• **Task directions**
Gather every line of the data that contains the string "text", copying each line in full.
***** Raw data
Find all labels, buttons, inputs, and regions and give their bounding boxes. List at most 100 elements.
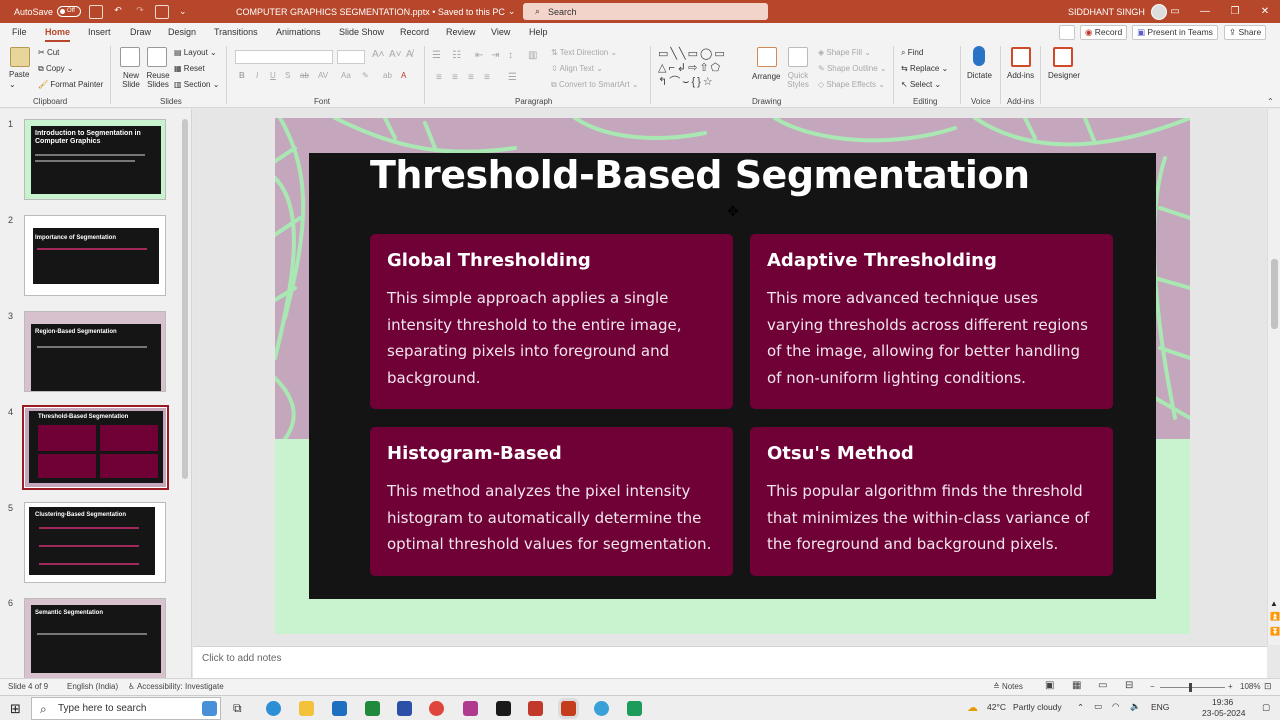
language-indicator[interactable]: English (India): [67, 682, 118, 691]
close-button[interactable]: ✕: [1250, 6, 1280, 17]
weather-icon[interactable]: ☁: [967, 701, 978, 714]
arrange-button[interactable]: Arrange: [752, 72, 780, 81]
task-view-icon[interactable]: ⧉: [233, 701, 242, 716]
font-color-icon[interactable]: A: [401, 71, 406, 80]
zoom-slider[interactable]: [1160, 687, 1225, 688]
underline-icon[interactable]: U: [270, 71, 276, 80]
slide-thumbnail-4[interactable]: Threshold-Based Segmentation: [22, 405, 169, 490]
slide-thumbnail-1[interactable]: Introduction to Segmentation in Computer…: [24, 119, 166, 200]
network-icon[interactable]: ▭: [1094, 701, 1102, 712]
visual-studio-icon[interactable]: [397, 701, 412, 716]
zoom-in-icon[interactable]: +: [1228, 682, 1233, 691]
find-button[interactable]: ⌕ Find: [901, 48, 923, 58]
tab-review[interactable]: Review: [446, 23, 476, 42]
align-left-icon[interactable]: ≡: [436, 72, 442, 83]
tab-insert[interactable]: Insert: [88, 23, 111, 42]
strikethrough-icon[interactable]: ab: [300, 71, 309, 80]
terminal-icon[interactable]: [496, 701, 511, 716]
present-in-teams-button[interactable]: ▣ Present in Teams: [1132, 25, 1218, 40]
reading-view-icon[interactable]: ▭: [1098, 680, 1107, 691]
input-language[interactable]: ENG: [1151, 702, 1169, 712]
tab-home[interactable]: Home: [45, 23, 71, 42]
dictate-button[interactable]: Dictate: [967, 71, 992, 80]
edge-browser-icon[interactable]: [266, 701, 281, 716]
volume-icon[interactable]: 🔈: [1130, 701, 1141, 712]
layout-button[interactable]: ▤ Layout ⌄: [174, 48, 217, 57]
numbering-icon[interactable]: ☷: [452, 50, 461, 61]
undo-icon[interactable]: ↶: [111, 5, 125, 19]
windows-start-icon[interactable]: ⊞: [10, 701, 21, 717]
cut-button[interactable]: ✂ Cut: [38, 48, 59, 57]
wifi-icon[interactable]: ◠: [1112, 701, 1119, 712]
card-global-thresholding[interactable]: Global Thresholding This simple approach…: [370, 234, 733, 409]
shadow-icon[interactable]: S: [285, 71, 290, 80]
redo-icon[interactable]: ↷: [133, 5, 147, 19]
slide-title[interactable]: Threshold-Based Segmentation: [370, 153, 1030, 197]
tab-transitions[interactable]: Transitions: [214, 23, 258, 42]
columns-icon[interactable]: ▥: [528, 50, 537, 61]
weather-description[interactable]: Partly cloudy: [1013, 702, 1062, 712]
justify-icon[interactable]: ≡: [484, 72, 490, 83]
tab-view[interactable]: View: [491, 23, 510, 42]
increase-font-icon[interactable]: A˄: [372, 49, 385, 60]
align-text-button[interactable]: ⇳ Align Text ⌄: [551, 64, 603, 73]
comments-icon[interactable]: [1059, 25, 1075, 40]
card-otsus-method[interactable]: Otsu's Method This popular algorithm fin…: [750, 427, 1113, 576]
shapes-gallery[interactable]: ▭╲╲▭◯▭ △⌐↲⇨⇧⬠ ↰⌒⌣{}☆: [658, 47, 748, 91]
slide-thumbnail-5[interactable]: Clustering-Based Segmentation: [24, 502, 166, 583]
decrease-font-icon[interactable]: A˅: [389, 49, 402, 60]
card-histogram-based[interactable]: Histogram-Based This method analyzes the…: [370, 427, 733, 576]
shape-effects-button[interactable]: ◇ Shape Effects ⌄: [818, 80, 885, 89]
align-right-icon[interactable]: ≡: [468, 72, 474, 83]
file-explorer-icon[interactable]: [299, 701, 314, 716]
align-center-icon[interactable]: ≡: [452, 72, 458, 83]
clock-time[interactable]: 19:36: [1212, 697, 1233, 707]
decrease-indent-icon[interactable]: ⇤: [475, 50, 483, 61]
clock-date[interactable]: 23-05-2024: [1202, 708, 1245, 718]
highlight-icon[interactable]: ✎: [362, 71, 369, 80]
document-title[interactable]: COMPUTER GRAPHICS SEGMENTATION.pptx • Sa…: [236, 0, 515, 23]
text-direction-button[interactable]: ⇅ Text Direction ⌄: [551, 48, 617, 57]
powerpoint-icon[interactable]: [561, 701, 576, 716]
shape-fill-button[interactable]: ◈ Shape Fill ⌄: [818, 48, 871, 57]
system-tray-chevron-icon[interactable]: ⌃: [1077, 702, 1084, 713]
weather-temperature[interactable]: 42°C: [987, 702, 1006, 712]
excel-icon[interactable]: [365, 701, 380, 716]
replace-button[interactable]: ⇆ Replace ⌄: [901, 64, 948, 73]
restore-button[interactable]: ❐: [1220, 6, 1250, 17]
current-slide[interactable]: Threshold-Based Segmentation Global Thre…: [275, 118, 1190, 634]
zoom-slider-thumb[interactable]: [1189, 683, 1192, 692]
paste-icon[interactable]: [10, 47, 30, 67]
select-button[interactable]: ↖ Select ⌄: [901, 80, 941, 89]
notifications-icon[interactable]: ▢: [1262, 702, 1270, 713]
scroll-up-icon[interactable]: ▲: [1270, 599, 1278, 608]
thumbnails-scrollbar[interactable]: [180, 111, 190, 676]
paste-button[interactable]: Paste: [9, 70, 29, 79]
previous-slide-icon[interactable]: ⏫: [1270, 612, 1280, 621]
notes-pane[interactable]: Click to add notes: [193, 646, 1267, 678]
format-painter-button[interactable]: 🖌 Format Painter: [38, 80, 103, 89]
reuse-slides-icon[interactable]: [147, 47, 167, 67]
new-slide-icon[interactable]: [120, 47, 140, 67]
customize-toolbar-icon[interactable]: ⌄: [179, 6, 187, 17]
slide-thumbnail-2[interactable]: Importance of Segmentation: [24, 215, 166, 296]
quick-styles-button[interactable]: Quick Styles: [784, 71, 812, 89]
app-b-icon[interactable]: [528, 701, 543, 716]
taskbar-search[interactable]: ⌕ Type here to search: [31, 697, 221, 720]
copy-button[interactable]: ⧉ Copy ⌄: [38, 64, 74, 74]
distributed-icon[interactable]: ☰: [508, 72, 517, 83]
tab-record[interactable]: Record: [400, 23, 429, 42]
tab-design[interactable]: Design: [168, 23, 196, 42]
arrange-icon[interactable]: [757, 47, 777, 67]
designer-button[interactable]: Designer: [1048, 71, 1080, 80]
minimize-button[interactable]: —: [1190, 6, 1220, 17]
chrome-browser-icon[interactable]: [429, 701, 444, 716]
slide-sorter-icon[interactable]: ▦: [1072, 680, 1081, 691]
bold-icon[interactable]: B: [239, 71, 245, 80]
slideshow-icon[interactable]: ⊟: [1125, 680, 1133, 691]
save-icon[interactable]: [89, 4, 103, 19]
slide-scrollbar[interactable]: ▲ ⏫ ⏬: [1267, 109, 1280, 645]
bullets-icon[interactable]: ☰: [432, 50, 441, 61]
zoom-out-icon[interactable]: −: [1150, 682, 1155, 691]
reset-button[interactable]: ▦ Reset: [174, 64, 205, 73]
**********
• **Written response**
align-text-button[interactable]: ⇳ Align Text ⌄: [551, 64, 603, 73]
text-direction-button[interactable]: ⇅ Text Direction ⌄: [551, 48, 617, 57]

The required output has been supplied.